WHAT THE EXERCISE ASKS
Pick every line from the data that holds the word "SHOWER".

(Stored items)

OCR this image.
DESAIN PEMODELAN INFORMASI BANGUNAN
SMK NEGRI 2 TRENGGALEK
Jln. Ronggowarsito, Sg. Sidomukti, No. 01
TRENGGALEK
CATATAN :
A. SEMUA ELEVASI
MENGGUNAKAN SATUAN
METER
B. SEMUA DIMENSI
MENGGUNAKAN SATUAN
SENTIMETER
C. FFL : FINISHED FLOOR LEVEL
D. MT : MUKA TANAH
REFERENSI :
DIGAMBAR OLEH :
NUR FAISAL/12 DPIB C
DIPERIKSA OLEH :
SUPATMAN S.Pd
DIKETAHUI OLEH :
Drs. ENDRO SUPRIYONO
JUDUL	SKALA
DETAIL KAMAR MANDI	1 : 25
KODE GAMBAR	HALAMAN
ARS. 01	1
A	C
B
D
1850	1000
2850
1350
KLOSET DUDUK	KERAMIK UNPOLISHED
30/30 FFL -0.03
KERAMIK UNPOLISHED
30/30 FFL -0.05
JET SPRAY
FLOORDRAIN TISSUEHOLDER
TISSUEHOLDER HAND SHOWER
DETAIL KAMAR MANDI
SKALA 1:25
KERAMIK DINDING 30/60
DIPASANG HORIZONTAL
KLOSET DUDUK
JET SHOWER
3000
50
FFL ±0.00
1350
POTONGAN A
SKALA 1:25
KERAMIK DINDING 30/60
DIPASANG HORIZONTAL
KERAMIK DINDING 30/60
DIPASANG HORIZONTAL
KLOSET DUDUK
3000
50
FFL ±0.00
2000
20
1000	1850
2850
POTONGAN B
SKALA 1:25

EXERCISE RESULT
TISSUEHOLDER HAND SHOWER
JET SHOWER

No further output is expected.